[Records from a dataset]
○ ○ ○ ○ ○

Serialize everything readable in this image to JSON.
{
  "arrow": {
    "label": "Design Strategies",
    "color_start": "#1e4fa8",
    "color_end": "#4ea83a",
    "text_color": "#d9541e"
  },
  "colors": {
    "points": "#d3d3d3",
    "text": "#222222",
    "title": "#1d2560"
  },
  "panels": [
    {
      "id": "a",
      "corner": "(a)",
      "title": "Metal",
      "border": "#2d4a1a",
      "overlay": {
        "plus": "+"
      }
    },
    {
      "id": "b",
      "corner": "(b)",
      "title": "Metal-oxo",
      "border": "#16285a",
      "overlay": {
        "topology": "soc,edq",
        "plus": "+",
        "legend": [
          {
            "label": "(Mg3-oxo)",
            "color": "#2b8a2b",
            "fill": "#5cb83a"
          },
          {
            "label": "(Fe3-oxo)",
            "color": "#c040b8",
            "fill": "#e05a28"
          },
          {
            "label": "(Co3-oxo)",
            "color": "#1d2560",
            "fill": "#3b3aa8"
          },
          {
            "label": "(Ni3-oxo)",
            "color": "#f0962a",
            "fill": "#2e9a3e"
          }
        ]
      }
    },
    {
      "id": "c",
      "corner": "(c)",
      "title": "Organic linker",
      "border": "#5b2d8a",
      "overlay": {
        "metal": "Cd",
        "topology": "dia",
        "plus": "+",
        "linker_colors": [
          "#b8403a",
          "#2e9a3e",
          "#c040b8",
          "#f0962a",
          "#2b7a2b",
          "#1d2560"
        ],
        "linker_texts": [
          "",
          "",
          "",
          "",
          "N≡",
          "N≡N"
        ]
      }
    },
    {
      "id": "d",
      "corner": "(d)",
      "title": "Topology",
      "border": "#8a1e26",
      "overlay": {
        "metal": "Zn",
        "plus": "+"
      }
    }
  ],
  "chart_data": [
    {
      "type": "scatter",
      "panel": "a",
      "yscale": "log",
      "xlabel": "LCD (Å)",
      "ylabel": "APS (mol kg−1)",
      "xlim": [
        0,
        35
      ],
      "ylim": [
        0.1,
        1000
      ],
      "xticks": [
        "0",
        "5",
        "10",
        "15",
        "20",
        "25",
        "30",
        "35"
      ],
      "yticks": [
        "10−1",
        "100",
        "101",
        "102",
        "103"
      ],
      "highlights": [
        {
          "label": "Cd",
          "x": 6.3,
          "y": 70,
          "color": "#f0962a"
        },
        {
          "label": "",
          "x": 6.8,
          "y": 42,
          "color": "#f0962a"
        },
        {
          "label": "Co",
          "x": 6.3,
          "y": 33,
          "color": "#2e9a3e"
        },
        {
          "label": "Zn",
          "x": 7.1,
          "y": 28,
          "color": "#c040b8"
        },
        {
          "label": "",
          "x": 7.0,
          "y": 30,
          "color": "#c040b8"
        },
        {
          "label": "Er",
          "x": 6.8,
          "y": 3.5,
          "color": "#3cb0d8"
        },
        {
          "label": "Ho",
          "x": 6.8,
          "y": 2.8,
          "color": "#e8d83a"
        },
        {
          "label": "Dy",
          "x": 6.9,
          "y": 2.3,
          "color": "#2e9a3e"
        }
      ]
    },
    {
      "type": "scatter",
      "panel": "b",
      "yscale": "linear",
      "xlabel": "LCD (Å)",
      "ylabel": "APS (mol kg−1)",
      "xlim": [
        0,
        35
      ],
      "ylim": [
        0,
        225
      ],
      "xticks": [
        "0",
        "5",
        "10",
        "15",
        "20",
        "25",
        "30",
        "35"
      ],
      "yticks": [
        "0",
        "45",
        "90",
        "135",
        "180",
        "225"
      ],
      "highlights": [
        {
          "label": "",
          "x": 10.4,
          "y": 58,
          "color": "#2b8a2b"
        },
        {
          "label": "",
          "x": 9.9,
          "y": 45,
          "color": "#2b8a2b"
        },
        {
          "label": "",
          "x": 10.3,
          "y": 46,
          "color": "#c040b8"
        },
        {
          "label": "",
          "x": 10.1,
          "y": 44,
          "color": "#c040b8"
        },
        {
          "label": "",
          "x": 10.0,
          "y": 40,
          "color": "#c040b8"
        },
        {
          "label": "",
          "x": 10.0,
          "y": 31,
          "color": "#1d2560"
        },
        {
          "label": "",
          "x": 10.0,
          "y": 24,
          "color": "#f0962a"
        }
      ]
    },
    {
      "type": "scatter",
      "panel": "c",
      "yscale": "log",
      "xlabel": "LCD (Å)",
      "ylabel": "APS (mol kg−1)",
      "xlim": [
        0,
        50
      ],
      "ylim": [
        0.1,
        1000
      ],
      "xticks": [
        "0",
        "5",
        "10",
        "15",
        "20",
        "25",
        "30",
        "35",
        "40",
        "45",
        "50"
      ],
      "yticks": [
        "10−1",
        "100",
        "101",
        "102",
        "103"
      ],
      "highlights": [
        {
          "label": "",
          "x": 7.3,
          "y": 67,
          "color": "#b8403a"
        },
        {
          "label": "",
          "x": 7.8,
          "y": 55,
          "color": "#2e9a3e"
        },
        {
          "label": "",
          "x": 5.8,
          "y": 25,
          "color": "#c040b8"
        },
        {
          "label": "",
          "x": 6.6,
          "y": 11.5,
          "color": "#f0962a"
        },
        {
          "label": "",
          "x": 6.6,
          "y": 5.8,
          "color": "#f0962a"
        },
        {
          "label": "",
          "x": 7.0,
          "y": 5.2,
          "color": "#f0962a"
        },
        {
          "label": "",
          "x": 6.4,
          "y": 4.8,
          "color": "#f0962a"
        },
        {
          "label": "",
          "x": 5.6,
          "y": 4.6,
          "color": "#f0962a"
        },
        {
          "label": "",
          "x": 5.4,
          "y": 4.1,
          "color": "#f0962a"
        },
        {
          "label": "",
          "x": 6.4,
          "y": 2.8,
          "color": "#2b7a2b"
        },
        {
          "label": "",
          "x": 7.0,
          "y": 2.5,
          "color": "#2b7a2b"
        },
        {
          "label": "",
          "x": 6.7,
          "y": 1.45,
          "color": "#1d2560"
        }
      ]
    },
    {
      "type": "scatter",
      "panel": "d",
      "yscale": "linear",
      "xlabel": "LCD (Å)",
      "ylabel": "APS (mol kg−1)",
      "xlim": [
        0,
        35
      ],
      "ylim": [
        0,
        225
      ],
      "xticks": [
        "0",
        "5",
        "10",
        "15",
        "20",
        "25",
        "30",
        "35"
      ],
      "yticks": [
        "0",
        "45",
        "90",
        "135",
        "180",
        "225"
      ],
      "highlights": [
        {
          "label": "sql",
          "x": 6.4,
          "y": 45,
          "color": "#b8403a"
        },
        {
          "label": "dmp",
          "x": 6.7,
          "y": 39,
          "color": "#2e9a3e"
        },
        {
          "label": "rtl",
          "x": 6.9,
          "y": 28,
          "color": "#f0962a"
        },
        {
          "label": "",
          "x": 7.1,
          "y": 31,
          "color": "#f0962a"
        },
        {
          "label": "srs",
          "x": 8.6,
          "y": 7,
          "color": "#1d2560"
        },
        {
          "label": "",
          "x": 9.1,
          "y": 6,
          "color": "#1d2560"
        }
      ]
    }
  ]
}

○ ○ ○ ○ ○

Please repeat the listing above in full and exactly.

Serialize everything readable in this image to JSON.
{
  "arrow": {
    "label": "Design Strategies",
    "color_start": "#1e4fa8",
    "color_end": "#4ea83a",
    "text_color": "#d9541e"
  },
  "colors": {
    "points": "#d3d3d3",
    "text": "#222222",
    "title": "#1d2560"
  },
  "panels": [
    {
      "id": "a",
      "corner": "(a)",
      "title": "Metal",
      "border": "#2d4a1a",
      "overlay": {
        "plus": "+"
      }
    },
    {
      "id": "b",
      "corner": "(b)",
      "title": "Metal-oxo",
      "border": "#16285a",
      "overlay": {
        "topology": "soc,edq",
        "plus": "+",
        "legend": [
          {
            "label": "(Mg3-oxo)",
            "color": "#2b8a2b",
            "fill": "#5cb83a"
          },
          {
            "label": "(Fe3-oxo)",
            "color": "#c040b8",
            "fill": "#e05a28"
          },
          {
            "label": "(Co3-oxo)",
            "color": "#1d2560",
            "fill": "#3b3aa8"
          },
          {
            "label": "(Ni3-oxo)",
            "color": "#f0962a",
            "fill": "#2e9a3e"
          }
        ]
      }
    },
    {
      "id": "c",
      "corner": "(c)",
      "title": "Organic linker",
      "border": "#5b2d8a",
      "overlay": {
        "metal": "Cd",
        "topology": "dia",
        "plus": "+",
        "linker_colors": [
          "#b8403a",
          "#2e9a3e",
          "#c040b8",
          "#f0962a",
          "#2b7a2b",
          "#1d2560"
        ],
        "linker_texts": [
          "",
          "",
          "",
          "",
          "N≡",
          "N≡N"
        ]
      }
    },
    {
      "id": "d",
      "corner": "(d)",
      "title": "Topology",
      "border": "#8a1e26",
      "overlay": {
        "metal": "Zn",
        "plus": "+"
      }
    }
  ],
  "chart_data": [
    {
      "type": "scatter",
      "panel": "a",
      "yscale": "log",
      "xlabel": "LCD (Å)",
      "ylabel": "APS (mol kg−1)",
      "xlim": [
        0,
        35
      ],
      "ylim": [
        0.1,
        1000
      ],
      "xticks": [
        "0",
        "5",
        "10",
        "15",
        "20",
        "25",
        "30",
        "35"
      ],
      "yticks": [
        "10−1",
        "100",
        "101",
        "102",
        "103"
      ],
      "highlights": [
        {
          "label": "Cd",
          "x": 6.3,
          "y": 70,
          "color": "#f0962a"
        },
        {
          "label": "",
          "x": 6.8,
          "y": 42,
          "color": "#f0962a"
        },
        {
          "label": "Co",
          "x": 6.3,
          "y": 33,
          "color": "#2e9a3e"
        },
        {
          "label": "Zn",
          "x": 7.1,
          "y": 28,
          "color": "#c040b8"
        },
        {
          "label": "",
          "x": 7.0,
          "y": 30,
          "color": "#c040b8"
        },
        {
          "label": "Er",
          "x": 6.8,
          "y": 3.5,
          "color": "#3cb0d8"
        },
        {
          "label": "Ho",
          "x": 6.8,
          "y": 2.8,
          "color": "#e8d83a"
        },
        {
          "label": "Dy",
          "x": 6.9,
          "y": 2.3,
          "color": "#2e9a3e"
        }
      ]
    },
    {
      "type": "scatter",
      "panel": "b",
      "yscale": "linear",
      "xlabel": "LCD (Å)",
      "ylabel": "APS (mol kg−1)",
      "xlim": [
        0,
        35
      ],
      "ylim": [
        0,
        225
      ],
      "xticks": [
        "0",
        "5",
        "10",
        "15",
        "20",
        "25",
        "30",
        "35"
      ],
      "yticks": [
        "0",
        "45",
        "90",
        "135",
        "180",
        "225"
      ],
      "highlights": [
        {
          "label": "",
          "x": 10.4,
          "y": 58,
          "color": "#2b8a2b"
        },
        {
          "label": "",
          "x": 9.9,
          "y": 45,
          "color": "#2b8a2b"
        },
        {
          "label": "",
          "x": 10.3,
          "y": 46,
          "color": "#c040b8"
        },
        {
          "label": "",
          "x": 10.1,
          "y": 44,
          "color": "#c040b8"
        },
        {
          "label": "",
          "x": 10.0,
          "y": 40,
          "color": "#c040b8"
        },
        {
          "label": "",
          "x": 10.0,
          "y": 31,
          "color": "#1d2560"
        },
        {
          "label": "",
          "x": 10.0,
          "y": 24,
          "color": "#f0962a"
        }
      ]
    },
    {
      "type": "scatter",
      "panel": "c",
      "yscale": "log",
      "xlabel": "LCD (Å)",
      "ylabel": "APS (mol kg−1)",
      "xlim": [
        0,
        50
      ],
      "ylim": [
        0.1,
        1000
      ],
      "xticks": [
        "0",
        "5",
        "10",
        "15",
        "20",
        "25",
        "30",
        "35",
        "40",
        "45",
        "50"
      ],
      "yticks": [
        "10−1",
        "100",
        "101",
        "102",
        "103"
      ],
      "highlights": [
        {
          "label": "",
          "x": 7.3,
          "y": 67,
          "color": "#b8403a"
        },
        {
          "label": "",
          "x": 7.8,
          "y": 55,
          "color": "#2e9a3e"
        },
        {
          "label": "",
          "x": 5.8,
          "y": 25,
          "color": "#c040b8"
        },
        {
          "label": "",
          "x": 6.6,
          "y": 11.5,
          "color": "#f0962a"
        },
        {
          "label": "",
          "x": 6.6,
          "y": 5.8,
          "color": "#f0962a"
        },
        {
          "label": "",
          "x": 7.0,
          "y": 5.2,
          "color": "#f0962a"
        },
        {
          "label": "",
          "x": 6.4,
          "y": 4.8,
          "color": "#f0962a"
        },
        {
          "label": "",
          "x": 5.6,
          "y": 4.6,
          "color": "#f0962a"
        },
        {
          "label": "",
          "x": 5.4,
          "y": 4.1,
          "color": "#f0962a"
        },
        {
          "label": "",
          "x": 6.4,
          "y": 2.8,
          "color": "#2b7a2b"
        },
        {
          "label": "",
          "x": 7.0,
          "y": 2.5,
          "color": "#2b7a2b"
        },
        {
          "label": "",
          "x": 6.7,
          "y": 1.45,
          "color": "#1d2560"
        }
      ]
    },
    {
      "type": "scatter",
      "panel": "d",
      "yscale": "linear",
      "xlabel": "LCD (Å)",
      "ylabel": "APS (mol kg−1)",
      "xlim": [
        0,
        35
      ],
      "ylim": [
        0,
        225
      ],
      "xticks": [
        "0",
        "5",
        "10",
        "15",
        "20",
        "25",
        "30",
        "35"
      ],
      "yticks": [
        "0",
        "45",
        "90",
        "135",
        "180",
        "225"
      ],
      "highlights": [
        {
          "label": "sql",
          "x": 6.4,
          "y": 45,
          "color": "#b8403a"
        },
        {
          "label": "dmp",
          "x": 6.7,
          "y": 39,
          "color": "#2e9a3e"
        },
        {
          "label": "rtl",
          "x": 6.9,
          "y": 28,
          "color": "#f0962a"
        },
        {
          "label": "",
          "x": 7.1,
          "y": 31,
          "color": "#f0962a"
        },
        {
          "label": "srs",
          "x": 8.6,
          "y": 7,
          "color": "#1d2560"
        },
        {
          "label": "",
          "x": 9.1,
          "y": 6,
          "color": "#1d2560"
        }
      ]
    }
  ]
}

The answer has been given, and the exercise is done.